_RECORDED INFORMATION_:

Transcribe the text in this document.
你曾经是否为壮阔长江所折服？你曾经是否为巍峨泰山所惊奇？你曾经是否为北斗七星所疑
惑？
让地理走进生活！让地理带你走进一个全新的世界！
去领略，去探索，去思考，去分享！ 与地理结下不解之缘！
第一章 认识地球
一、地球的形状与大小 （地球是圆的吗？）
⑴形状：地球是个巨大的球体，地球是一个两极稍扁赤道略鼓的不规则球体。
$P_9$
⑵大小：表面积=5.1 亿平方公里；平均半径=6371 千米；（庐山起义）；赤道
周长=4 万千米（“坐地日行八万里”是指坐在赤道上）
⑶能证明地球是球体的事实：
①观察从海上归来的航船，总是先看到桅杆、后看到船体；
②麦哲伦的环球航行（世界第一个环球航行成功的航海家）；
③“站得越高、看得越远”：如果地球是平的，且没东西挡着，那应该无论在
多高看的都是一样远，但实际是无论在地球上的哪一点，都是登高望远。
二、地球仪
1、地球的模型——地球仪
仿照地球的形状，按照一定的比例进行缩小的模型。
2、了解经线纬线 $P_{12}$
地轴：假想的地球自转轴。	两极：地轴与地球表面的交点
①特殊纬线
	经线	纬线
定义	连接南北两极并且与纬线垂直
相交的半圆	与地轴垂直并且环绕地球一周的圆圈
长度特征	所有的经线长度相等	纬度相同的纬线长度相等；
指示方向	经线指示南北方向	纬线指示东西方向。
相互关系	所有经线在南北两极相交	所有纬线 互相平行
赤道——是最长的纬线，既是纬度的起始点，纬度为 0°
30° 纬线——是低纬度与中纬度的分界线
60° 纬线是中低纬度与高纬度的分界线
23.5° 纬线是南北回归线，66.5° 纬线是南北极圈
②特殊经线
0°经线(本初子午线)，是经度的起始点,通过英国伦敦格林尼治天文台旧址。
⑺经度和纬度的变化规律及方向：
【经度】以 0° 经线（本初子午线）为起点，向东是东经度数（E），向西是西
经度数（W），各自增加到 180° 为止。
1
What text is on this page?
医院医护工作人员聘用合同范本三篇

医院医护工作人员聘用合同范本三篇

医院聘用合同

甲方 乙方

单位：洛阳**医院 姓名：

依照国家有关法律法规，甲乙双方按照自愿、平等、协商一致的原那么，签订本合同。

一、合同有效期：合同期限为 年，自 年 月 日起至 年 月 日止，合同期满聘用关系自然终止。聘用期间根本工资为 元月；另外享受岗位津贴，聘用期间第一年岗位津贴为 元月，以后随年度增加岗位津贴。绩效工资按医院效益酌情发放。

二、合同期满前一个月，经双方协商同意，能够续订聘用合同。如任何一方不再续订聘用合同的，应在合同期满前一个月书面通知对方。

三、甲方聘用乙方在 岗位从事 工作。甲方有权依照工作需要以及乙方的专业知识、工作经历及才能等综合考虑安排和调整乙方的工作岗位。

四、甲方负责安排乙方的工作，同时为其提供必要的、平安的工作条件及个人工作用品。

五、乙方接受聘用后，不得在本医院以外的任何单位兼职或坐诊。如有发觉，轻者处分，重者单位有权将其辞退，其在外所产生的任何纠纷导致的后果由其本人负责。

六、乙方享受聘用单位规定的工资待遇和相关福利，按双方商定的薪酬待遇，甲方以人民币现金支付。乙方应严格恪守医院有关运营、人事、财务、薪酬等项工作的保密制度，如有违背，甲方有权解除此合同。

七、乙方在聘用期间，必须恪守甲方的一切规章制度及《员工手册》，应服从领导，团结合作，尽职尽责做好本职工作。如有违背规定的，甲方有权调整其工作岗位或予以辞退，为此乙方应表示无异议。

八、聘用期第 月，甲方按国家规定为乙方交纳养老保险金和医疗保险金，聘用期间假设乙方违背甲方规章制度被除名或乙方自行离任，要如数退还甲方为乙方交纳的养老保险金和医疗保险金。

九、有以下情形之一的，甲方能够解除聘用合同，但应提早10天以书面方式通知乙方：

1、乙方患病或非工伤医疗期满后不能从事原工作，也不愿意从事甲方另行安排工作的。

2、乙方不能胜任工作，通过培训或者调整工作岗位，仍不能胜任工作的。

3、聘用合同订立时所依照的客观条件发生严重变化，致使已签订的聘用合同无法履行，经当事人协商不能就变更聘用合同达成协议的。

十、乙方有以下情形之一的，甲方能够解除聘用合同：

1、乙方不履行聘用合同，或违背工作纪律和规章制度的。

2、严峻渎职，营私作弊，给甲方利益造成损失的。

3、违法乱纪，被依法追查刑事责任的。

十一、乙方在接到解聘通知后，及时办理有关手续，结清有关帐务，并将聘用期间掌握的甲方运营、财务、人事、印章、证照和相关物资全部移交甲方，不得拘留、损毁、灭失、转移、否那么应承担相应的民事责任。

_REQUEST_:
Repeat the records above exactly, from the first line to the last.

_TASK SOLUTION_:
Transcribe the text in this document.
你曾经是否为壮阔长江所折服？你曾经是否为巍峨泰山所惊奇？你曾经是否为北斗七星所疑
惑？
让地理走进生活！让地理带你走进一个全新的世界！
去领略，去探索，去思考，去分享！ 与地理结下不解之缘！
第一章 认识地球
一、地球的形状与大小 （地球是圆的吗？）
⑴形状：地球是个巨大的球体，地球是一个两极稍扁赤道略鼓的不规则球体。
$P_9$
⑵大小：表面积=5.1 亿平方公里；平均半径=6371 千米；（庐山起义）；赤道
周长=4 万千米（“坐地日行八万里”是指坐在赤道上）
⑶能证明地球是球体的事实：
①观察从海上归来的航船，总是先看到桅杆、后看到船体；
②麦哲伦的环球航行（世界第一个环球航行成功的航海家）；
③“站得越高、看得越远”：如果地球是平的，且没东西挡着，那应该无论在
多高看的都是一样远，但实际是无论在地球上的哪一点，都是登高望远。
二、地球仪
1、地球的模型——地球仪
仿照地球的形状，按照一定的比例进行缩小的模型。
2、了解经线纬线 $P_{12}$
地轴：假想的地球自转轴。	两极：地轴与地球表面的交点
①特殊纬线
	经线	纬线
定义	连接南北两极并且与纬线垂直
相交的半圆	与地轴垂直并且环绕地球一周的圆圈
长度特征	所有的经线长度相等	纬度相同的纬线长度相等；
指示方向	经线指示南北方向	纬线指示东西方向。
相互关系	所有经线在南北两极相交	所有纬线 互相平行
赤道——是最长的纬线，既是纬度的起始点，纬度为 0°
30° 纬线——是低纬度与中纬度的分界线
60° 纬线是中低纬度与高纬度的分界线
23.5° 纬线是南北回归线，66.5° 纬线是南北极圈
②特殊经线
0°经线(本初子午线)，是经度的起始点,通过英国伦敦格林尼治天文台旧址。
⑺经度和纬度的变化规律及方向：
【经度】以 0° 经线（本初子午线）为起点，向东是东经度数（E），向西是西
经度数（W），各自增加到 180° 为止。
1
What text is on this page?
医院医护工作人员聘用合同范本三篇

医院医护工作人员聘用合同范本三篇

医院聘用合同

甲方 乙方

单位：洛阳**医院 姓名：

依照国家有关法律法规，甲乙双方按照自愿、平等、协商一致的原那么，签订本合同。

一、合同有效期：合同期限为 年，自 年 月 日起至 年 月 日止，合同期满聘用关系自然终止。聘用期间根本工资为 元月；另外享受岗位津贴，聘用期间第一年岗位津贴为 元月，以后随年度增加岗位津贴。绩效工资按医院效益酌情发放。

二、合同期满前一个月，经双方协商同意，能够续订聘用合同。如任何一方不再续订聘用合同的，应在合同期满前一个月书面通知对方。

三、甲方聘用乙方在 岗位从事 工作。甲方有权依照工作需要以及乙方的专业知识、工作经历及才能等综合考虑安排和调整乙方的工作岗位。

四、甲方负责安排乙方的工作，同时为其提供必要的、平安的工作条件及个人工作用品。

五、乙方接受聘用后，不得在本医院以外的任何单位兼职或坐诊。如有发觉，轻者处分，重者单位有权将其辞退，其在外所产生的任何纠纷导致的后果由其本人负责。

六、乙方享受聘用单位规定的工资待遇和相关福利，按双方商定的薪酬待遇，甲方以人民币现金支付。乙方应严格恪守医院有关运营、人事、财务、薪酬等项工作的保密制度，如有违背，甲方有权解除此合同。

七、乙方在聘用期间，必须恪守甲方的一切规章制度及《员工手册》，应服从领导，团结合作，尽职尽责做好本职工作。如有违背规定的，甲方有权调整其工作岗位或予以辞退，为此乙方应表示无异议。

八、聘用期第 月，甲方按国家规定为乙方交纳养老保险金和医疗保险金，聘用期间假设乙方违背甲方规章制度被除名或乙方自行离任，要如数退还甲方为乙方交纳的养老保险金和医疗保险金。

九、有以下情形之一的，甲方能够解除聘用合同，但应提早10天以书面方式通知乙方：

1、乙方患病或非工伤医疗期满后不能从事原工作，也不愿意从事甲方另行安排工作的。

2、乙方不能胜任工作，通过培训或者调整工作岗位，仍不能胜任工作的。

3、聘用合同订立时所依照的客观条件发生严重变化，致使已签订的聘用合同无法履行，经当事人协商不能就变更聘用合同达成协议的。

十、乙方有以下情形之一的，甲方能够解除聘用合同：

1、乙方不履行聘用合同，或违背工作纪律和规章制度的。

2、严峻渎职，营私作弊，给甲方利益造成损失的。

3、违法乱纪，被依法追查刑事责任的。

十一、乙方在接到解聘通知后，及时办理有关手续，结清有关帐务，并将聘用期间掌握的甲方运营、财务、人事、印章、证照和相关物资全部移交甲方，不得拘留、损毁、灭失、转移、否那么应承担相应的民事责任。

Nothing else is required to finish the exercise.